— Begin Information given —
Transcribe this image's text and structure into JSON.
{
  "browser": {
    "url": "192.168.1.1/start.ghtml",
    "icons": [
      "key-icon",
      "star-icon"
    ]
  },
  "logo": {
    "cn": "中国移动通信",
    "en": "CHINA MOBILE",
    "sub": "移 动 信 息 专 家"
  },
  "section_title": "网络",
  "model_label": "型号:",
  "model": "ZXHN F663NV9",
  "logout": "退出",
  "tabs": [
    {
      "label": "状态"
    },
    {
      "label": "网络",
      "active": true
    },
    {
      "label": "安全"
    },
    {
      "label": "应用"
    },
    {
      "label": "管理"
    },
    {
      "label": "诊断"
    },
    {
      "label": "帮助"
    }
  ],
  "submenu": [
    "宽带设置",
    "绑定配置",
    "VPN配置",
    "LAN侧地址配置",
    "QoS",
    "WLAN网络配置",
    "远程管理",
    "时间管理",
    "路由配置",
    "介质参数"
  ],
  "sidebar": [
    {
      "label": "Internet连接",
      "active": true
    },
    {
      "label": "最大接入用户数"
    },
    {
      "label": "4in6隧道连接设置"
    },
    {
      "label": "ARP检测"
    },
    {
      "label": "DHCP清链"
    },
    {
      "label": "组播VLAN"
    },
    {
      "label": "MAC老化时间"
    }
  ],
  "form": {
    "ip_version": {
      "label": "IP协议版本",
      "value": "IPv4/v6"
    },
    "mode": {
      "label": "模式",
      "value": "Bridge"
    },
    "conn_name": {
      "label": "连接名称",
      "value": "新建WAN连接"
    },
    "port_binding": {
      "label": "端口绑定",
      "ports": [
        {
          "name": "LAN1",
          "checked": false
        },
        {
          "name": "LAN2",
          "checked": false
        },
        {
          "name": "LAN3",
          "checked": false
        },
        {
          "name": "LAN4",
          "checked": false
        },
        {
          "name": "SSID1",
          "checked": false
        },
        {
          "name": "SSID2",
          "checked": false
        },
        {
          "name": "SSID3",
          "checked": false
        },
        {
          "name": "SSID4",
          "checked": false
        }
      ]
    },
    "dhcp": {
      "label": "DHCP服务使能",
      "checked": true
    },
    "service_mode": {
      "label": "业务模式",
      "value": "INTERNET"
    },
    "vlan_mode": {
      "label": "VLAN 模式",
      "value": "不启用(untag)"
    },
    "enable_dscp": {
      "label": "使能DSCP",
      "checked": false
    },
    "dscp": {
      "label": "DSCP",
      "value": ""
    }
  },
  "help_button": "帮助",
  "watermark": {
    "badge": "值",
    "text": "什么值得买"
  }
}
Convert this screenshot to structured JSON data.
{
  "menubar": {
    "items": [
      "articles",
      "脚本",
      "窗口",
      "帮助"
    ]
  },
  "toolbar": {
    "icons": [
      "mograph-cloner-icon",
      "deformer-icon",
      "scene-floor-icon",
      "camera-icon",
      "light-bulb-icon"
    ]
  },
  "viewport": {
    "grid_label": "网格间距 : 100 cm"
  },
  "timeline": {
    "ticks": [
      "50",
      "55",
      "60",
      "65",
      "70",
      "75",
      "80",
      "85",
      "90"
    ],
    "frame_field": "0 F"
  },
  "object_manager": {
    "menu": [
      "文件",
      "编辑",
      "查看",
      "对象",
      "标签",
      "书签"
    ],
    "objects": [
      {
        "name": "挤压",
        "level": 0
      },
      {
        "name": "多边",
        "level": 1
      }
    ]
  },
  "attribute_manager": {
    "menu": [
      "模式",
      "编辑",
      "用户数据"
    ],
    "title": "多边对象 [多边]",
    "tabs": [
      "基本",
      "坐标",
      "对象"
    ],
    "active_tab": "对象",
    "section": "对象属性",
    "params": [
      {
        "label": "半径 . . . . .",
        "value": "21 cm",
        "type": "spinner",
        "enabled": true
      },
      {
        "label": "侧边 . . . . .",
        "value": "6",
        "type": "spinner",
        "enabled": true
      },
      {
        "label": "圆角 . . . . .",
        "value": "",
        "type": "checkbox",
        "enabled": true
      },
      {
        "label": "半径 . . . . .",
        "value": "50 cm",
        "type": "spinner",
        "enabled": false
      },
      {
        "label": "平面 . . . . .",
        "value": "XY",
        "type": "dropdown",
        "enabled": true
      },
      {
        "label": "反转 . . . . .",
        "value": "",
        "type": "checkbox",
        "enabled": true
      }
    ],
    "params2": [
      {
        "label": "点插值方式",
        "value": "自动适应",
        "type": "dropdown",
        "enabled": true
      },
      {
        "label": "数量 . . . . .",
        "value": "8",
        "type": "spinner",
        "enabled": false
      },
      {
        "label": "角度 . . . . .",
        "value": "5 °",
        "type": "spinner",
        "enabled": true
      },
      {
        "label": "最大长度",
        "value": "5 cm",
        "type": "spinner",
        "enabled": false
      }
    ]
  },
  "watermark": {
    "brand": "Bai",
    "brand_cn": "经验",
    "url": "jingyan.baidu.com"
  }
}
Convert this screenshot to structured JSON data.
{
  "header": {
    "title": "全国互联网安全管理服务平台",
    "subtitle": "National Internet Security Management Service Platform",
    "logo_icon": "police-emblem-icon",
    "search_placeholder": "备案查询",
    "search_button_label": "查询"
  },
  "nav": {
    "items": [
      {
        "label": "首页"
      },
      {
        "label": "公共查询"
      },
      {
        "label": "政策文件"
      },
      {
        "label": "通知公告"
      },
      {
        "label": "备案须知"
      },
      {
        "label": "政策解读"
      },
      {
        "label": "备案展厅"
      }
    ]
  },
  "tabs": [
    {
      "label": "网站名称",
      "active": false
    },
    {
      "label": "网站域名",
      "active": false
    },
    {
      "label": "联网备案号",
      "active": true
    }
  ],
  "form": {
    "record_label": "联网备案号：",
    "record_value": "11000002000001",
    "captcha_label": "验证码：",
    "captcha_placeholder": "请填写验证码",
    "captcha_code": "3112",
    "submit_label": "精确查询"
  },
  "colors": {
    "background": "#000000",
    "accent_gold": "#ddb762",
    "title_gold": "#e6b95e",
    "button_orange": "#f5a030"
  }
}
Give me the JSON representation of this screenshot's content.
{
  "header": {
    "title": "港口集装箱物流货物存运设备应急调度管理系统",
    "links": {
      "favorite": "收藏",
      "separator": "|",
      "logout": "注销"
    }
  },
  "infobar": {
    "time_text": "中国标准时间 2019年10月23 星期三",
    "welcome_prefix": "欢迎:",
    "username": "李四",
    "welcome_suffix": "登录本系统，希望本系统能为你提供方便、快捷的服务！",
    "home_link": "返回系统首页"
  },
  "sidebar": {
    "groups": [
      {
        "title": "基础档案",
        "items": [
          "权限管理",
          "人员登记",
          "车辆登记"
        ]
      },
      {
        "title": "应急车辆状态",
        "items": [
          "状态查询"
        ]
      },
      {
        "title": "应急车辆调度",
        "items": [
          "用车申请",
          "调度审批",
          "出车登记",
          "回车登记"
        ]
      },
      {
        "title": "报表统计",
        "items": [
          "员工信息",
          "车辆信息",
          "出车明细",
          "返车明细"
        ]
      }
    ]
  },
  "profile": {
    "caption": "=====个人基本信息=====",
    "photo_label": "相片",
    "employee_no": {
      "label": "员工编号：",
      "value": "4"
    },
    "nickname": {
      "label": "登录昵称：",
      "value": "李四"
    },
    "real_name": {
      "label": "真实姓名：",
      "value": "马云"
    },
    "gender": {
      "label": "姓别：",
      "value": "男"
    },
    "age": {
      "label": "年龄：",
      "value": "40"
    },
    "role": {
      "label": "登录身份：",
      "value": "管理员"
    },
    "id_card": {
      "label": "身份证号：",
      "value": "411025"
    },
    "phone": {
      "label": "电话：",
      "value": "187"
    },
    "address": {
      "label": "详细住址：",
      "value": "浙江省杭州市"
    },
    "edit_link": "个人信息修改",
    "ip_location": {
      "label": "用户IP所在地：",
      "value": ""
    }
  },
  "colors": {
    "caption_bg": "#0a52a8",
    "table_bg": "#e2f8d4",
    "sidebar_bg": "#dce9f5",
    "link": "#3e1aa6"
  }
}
— End Information given —
» To do
Quote exactly the line containing "Give me the" and every later line through the end of the listing, and no other lines.

» Written answer
Give me the JSON representation of this screenshot's content.
{
  "header": {
    "title": "港口集装箱物流货物存运设备应急调度管理系统",
    "links": {
      "favorite": "收藏",
      "separator": "|",
      "logout": "注销"
    }
  },
  "infobar": {
    "time_text": "中国标准时间 2019年10月23 星期三",
    "welcome_prefix": "欢迎:",
    "username": "李四",
    "welcome_suffix": "登录本系统，希望本系统能为你提供方便、快捷的服务！",
    "home_link": "返回系统首页"
  },
  "sidebar": {
    "groups": [
      {
        "title": "基础档案",
        "items": [
          "权限管理",
          "人员登记",
          "车辆登记"
        ]
      },
      {
        "title": "应急车辆状态",
        "items": [
          "状态查询"
        ]
      },
      {
        "title": "应急车辆调度",
        "items": [
          "用车申请",
          "调度审批",
          "出车登记",
          "回车登记"
        ]
      },
      {
        "title": "报表统计",
        "items": [
          "员工信息",
          "车辆信息",
          "出车明细",
          "返车明细"
        ]
      }
    ]
  },
  "profile": {
    "caption": "=====个人基本信息=====",
    "photo_label": "相片",
    "employee_no": {
      "label": "员工编号：",
      "value": "4"
    },
    "nickname": {
      "label": "登录昵称：",
      "value": "李四"
    },
    "real_name": {
      "label": "真实姓名：",
      "value": "马云"
    },
    "gender": {
      "label": "姓别：",
      "value": "男"
    },
    "age": {
      "label": "年龄：",
      "value": "40"
    },
    "role": {
      "label": "登录身份：",
      "value": "管理员"
    },
    "id_card": {
      "label": "身份证号：",
      "value": "411025"
    },
    "phone": {
      "label": "电话：",
      "value": "187"
    },
    "address": {
      "label": "详细住址：",
      "value": "浙江省杭州市"
    },
    "edit_link": "个人信息修改",
    "ip_location": {
      "label": "用户IP所在地：",
      "value": ""
    }
  },
  "colors": {
    "caption_bg": "#0a52a8",
    "table_bg": "#e2f8d4",
    "sidebar_bg": "#dce9f5",
    "link": "#3e1aa6"
  }
}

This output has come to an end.